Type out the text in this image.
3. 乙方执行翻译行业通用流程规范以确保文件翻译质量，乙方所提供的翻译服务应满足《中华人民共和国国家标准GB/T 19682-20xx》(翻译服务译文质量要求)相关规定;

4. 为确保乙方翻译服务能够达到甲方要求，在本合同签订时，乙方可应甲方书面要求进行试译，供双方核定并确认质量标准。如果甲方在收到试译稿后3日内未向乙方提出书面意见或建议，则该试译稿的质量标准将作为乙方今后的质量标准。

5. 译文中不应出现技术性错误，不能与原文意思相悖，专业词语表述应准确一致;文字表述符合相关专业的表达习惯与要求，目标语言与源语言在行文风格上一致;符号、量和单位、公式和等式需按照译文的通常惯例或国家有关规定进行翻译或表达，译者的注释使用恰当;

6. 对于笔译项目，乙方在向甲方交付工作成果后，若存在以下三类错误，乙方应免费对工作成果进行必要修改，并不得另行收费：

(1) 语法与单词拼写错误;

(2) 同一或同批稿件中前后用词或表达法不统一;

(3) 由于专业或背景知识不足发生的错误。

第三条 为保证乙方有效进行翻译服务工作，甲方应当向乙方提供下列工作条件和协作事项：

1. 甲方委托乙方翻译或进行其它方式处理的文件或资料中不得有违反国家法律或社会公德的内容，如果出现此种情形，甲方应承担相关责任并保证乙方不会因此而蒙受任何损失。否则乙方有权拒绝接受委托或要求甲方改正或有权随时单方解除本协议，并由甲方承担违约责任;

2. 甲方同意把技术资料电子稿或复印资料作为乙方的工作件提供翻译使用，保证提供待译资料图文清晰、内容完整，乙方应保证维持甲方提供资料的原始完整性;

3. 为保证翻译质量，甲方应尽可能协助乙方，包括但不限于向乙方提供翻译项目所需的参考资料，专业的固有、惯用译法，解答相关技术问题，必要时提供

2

^^^^^^^^

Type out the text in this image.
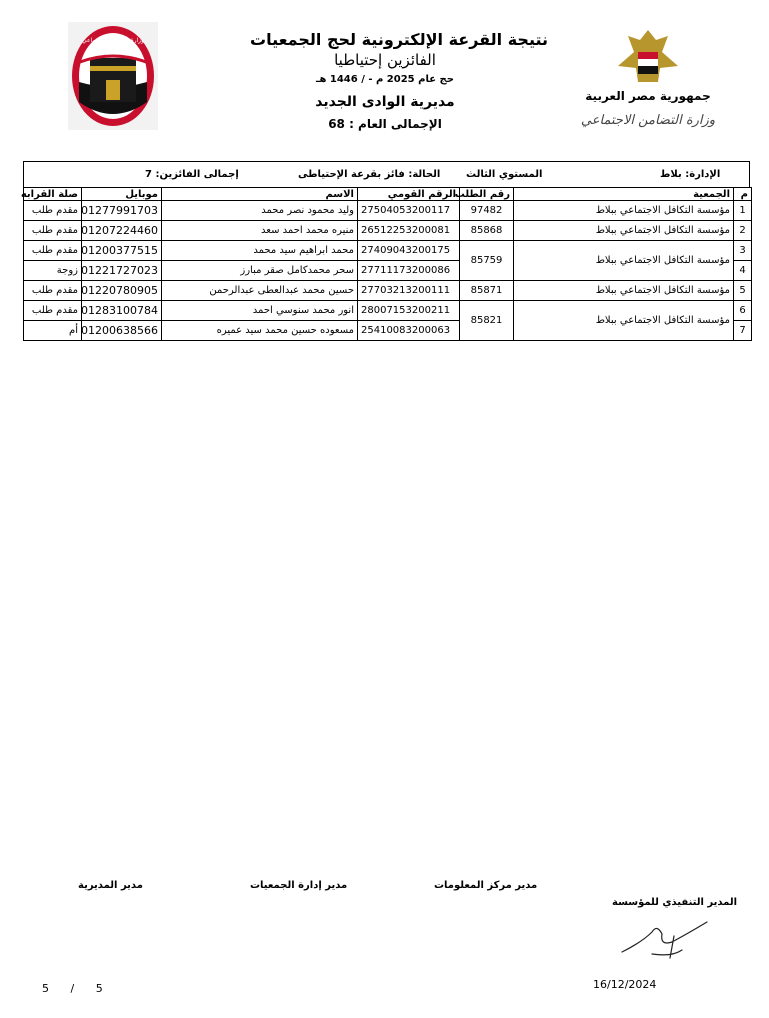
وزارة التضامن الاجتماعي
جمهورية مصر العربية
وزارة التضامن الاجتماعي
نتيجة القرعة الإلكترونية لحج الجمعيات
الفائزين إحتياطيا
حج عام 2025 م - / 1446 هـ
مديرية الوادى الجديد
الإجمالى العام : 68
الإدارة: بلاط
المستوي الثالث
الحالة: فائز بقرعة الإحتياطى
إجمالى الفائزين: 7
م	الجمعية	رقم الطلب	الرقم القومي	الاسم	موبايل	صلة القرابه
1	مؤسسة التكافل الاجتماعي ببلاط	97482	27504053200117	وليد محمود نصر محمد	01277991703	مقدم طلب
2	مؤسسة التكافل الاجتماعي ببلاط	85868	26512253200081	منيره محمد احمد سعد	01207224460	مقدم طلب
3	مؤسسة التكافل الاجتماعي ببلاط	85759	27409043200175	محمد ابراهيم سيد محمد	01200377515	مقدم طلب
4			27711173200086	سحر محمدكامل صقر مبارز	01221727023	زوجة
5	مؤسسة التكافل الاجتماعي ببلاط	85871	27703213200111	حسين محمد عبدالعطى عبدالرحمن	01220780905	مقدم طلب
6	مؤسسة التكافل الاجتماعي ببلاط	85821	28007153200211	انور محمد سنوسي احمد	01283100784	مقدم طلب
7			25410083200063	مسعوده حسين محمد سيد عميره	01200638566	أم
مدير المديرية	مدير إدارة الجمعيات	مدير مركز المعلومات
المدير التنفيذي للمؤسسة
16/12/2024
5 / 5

^^^^^^^^

§ Aim of the exercise: Gather all lines from the records above in which "حسين" appears.

§ Written response:
5	مؤسسة التكافل الاجتماعي ببلاط	85871	27703213200111	حسين محمد عبدالعطى عبدالرحمن	01220780905	مقدم طلب
7			25410083200063	مسعوده حسين محمد سيد عميره	01200638566	أم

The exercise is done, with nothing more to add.